# Problem requirements:
Return only the count of lines in which the word "orientation" appears.

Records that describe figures
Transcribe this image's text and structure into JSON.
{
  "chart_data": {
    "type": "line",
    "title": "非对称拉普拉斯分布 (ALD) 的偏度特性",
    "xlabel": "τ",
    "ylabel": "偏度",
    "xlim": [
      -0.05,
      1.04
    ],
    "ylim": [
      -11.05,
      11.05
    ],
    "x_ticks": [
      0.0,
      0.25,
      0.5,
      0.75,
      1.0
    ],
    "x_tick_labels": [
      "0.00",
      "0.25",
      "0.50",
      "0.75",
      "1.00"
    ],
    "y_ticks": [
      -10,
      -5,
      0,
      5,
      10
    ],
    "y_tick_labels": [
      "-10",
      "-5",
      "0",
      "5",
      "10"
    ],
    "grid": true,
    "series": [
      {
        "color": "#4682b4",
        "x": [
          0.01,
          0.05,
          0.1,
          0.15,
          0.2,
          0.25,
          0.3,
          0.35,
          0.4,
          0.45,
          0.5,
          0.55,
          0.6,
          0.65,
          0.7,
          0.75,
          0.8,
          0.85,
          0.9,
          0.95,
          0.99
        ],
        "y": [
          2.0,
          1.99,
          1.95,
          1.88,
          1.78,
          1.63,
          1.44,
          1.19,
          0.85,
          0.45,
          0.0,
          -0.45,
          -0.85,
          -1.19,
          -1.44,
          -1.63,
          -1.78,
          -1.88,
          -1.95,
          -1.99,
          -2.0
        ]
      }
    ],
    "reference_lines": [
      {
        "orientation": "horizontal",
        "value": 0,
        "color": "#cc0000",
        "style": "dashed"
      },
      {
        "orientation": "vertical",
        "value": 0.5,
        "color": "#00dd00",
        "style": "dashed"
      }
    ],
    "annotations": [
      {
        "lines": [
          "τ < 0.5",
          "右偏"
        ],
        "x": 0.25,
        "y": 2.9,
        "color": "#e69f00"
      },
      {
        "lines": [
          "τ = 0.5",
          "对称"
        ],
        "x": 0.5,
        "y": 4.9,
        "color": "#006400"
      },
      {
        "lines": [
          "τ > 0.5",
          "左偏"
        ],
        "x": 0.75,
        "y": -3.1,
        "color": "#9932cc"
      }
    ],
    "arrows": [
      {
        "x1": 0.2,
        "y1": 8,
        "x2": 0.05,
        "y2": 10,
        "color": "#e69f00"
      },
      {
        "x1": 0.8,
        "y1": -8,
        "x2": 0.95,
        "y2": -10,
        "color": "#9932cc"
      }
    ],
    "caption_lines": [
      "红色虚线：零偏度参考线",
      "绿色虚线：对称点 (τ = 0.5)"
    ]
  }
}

# Reply:
2